> _Task set_:
**a.** Print everything in the Livingston case excerpt from "In that case" down to "his widow absolutely.".
**b.** According to the Livingston case excerpt, by what name did the widow come to be known after her remarriage?
**c.** Summarize the Livingston case excerpt in two sentences.

··· Page extract ···

In a more recent case of Commissioner of Stamp Duties (Queensland) v Hugh Duncan Livingston [1965] AC 694 the Privy Council carried out a thorough discussion of this legal principle. It is therefore useful to examine this case at some length.
In that case a testator, one Hugh Duncan Livingston (“Livingston senior’) who died domiciled in New South Wales, by his will gave his real estate and the residue of his personal estate to his executors and trustees, of whom his widow was one, on trust as to one-third thereof for his widow absolutely.
After the death of her husband the widow came to be known as Mrs. Coulson by her remarriage.
Livingston senior’s assets consisted of real and personal estate in both New South Wales and Queensland.
Mrs. Coulson died intestate and Livingston senior’s estate was at the date of her death still in the course of administration, no clear residue had been ascertained and, consequently no final balance payable or attributable to the shares of residuary beneficiaries had been determined.
A claim was made by the appellant under the Succession and Probate Duties Act 1892 to 1955, that the respondent Hugh Duncan Livingston junior, as administrator of the estate of Mrs. Coulson or, alternatively, as one of her next-of-kin, was liable to pay succession duty and administration duty in respect of Mrs. Coulson’s share in the Queensland assets of deceased Livingstons senior on the ground that her death conferred a succession on these becoming entitled to her estate.

··· Data entries ···

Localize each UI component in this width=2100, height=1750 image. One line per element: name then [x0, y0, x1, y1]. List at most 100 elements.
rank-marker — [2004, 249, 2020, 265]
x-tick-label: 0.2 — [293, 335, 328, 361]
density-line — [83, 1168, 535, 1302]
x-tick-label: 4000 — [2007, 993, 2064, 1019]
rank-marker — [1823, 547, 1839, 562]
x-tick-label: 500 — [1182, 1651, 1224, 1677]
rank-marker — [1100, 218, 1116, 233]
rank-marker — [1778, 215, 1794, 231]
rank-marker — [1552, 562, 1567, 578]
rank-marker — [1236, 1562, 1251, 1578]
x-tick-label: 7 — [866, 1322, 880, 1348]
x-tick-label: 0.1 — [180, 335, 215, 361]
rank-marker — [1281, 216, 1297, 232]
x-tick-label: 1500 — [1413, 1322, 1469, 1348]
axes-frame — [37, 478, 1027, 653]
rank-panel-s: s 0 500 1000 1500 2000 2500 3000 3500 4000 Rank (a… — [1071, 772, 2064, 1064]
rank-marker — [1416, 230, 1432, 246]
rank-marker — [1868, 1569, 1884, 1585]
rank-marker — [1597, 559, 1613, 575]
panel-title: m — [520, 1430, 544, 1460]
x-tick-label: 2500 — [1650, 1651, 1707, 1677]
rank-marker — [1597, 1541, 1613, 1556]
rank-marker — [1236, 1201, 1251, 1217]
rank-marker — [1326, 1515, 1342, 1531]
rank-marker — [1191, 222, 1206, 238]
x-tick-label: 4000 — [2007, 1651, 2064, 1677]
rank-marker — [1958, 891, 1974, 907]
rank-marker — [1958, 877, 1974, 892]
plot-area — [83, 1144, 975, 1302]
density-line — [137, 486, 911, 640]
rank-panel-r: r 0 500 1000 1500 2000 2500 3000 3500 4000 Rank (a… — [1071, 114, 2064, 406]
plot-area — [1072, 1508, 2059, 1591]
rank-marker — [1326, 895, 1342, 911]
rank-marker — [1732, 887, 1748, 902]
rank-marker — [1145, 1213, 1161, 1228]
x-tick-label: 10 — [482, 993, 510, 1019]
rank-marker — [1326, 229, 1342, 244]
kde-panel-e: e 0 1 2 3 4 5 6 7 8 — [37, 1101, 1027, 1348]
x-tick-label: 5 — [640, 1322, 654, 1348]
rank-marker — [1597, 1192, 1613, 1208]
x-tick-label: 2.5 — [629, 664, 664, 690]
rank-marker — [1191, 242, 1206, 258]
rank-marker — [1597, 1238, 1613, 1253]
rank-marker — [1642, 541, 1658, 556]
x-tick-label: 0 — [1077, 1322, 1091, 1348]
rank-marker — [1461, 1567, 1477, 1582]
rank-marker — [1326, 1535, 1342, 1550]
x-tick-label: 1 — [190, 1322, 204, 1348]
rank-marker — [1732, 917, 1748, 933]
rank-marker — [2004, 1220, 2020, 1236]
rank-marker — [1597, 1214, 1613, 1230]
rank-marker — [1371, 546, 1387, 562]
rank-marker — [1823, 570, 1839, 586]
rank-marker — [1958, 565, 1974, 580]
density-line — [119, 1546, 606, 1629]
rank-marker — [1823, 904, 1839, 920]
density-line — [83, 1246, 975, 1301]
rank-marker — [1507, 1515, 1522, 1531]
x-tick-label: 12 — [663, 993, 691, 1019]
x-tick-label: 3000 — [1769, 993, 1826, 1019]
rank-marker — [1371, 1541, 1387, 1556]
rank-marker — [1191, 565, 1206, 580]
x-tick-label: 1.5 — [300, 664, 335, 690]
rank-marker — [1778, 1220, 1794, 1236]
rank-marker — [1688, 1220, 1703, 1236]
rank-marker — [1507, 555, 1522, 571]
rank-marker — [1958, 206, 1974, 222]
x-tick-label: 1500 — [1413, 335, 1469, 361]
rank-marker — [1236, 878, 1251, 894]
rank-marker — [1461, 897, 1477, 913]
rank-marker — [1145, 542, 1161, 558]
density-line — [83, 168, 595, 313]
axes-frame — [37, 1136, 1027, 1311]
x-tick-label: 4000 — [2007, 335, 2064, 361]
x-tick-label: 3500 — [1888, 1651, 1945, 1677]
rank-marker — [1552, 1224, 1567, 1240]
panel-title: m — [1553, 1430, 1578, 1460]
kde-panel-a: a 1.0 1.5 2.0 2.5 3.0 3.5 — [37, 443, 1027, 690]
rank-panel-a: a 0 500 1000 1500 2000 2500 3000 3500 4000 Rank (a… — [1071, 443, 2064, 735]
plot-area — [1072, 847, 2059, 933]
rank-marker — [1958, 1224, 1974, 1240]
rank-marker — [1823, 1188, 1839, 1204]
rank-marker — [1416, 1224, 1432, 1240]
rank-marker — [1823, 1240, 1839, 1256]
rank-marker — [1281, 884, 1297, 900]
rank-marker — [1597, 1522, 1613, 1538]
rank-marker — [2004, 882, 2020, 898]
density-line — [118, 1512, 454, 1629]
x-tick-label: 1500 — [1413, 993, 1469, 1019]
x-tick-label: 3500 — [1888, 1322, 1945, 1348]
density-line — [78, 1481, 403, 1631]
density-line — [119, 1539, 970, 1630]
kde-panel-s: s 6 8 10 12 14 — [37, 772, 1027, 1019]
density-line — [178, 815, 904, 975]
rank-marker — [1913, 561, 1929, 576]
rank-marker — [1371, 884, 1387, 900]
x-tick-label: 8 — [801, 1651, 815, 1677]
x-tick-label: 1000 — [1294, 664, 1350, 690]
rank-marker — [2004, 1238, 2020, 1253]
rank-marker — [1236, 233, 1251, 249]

···

> _Written answers_:
**a.**
In that case a testator, one Hugh Duncan Livingston (“Livingston senior’) who died domiciled in New South Wales, by his will gave his real estate and the residue of his personal estate to his executors and trustees, of whom his widow was one, on trust as to one-third thereof for his widow absolutely.

**b.** Mrs. Coulson.

**c.** In Commissioner of Stamp Duties (Queensland) v Hugh Duncan Livingston, a case the Privy Council discussed thoroughly, a testator who died domiciled in New South Wales left one-third of his real estate and residuary personal estate on trust for his widow, later known as Mrs. Coulson. She died intestate while his estate was still being administered, and the appellant claimed that Hugh Duncan Livingston junior was liable to pay succession duty and administration duty on her share of the Queensland assets.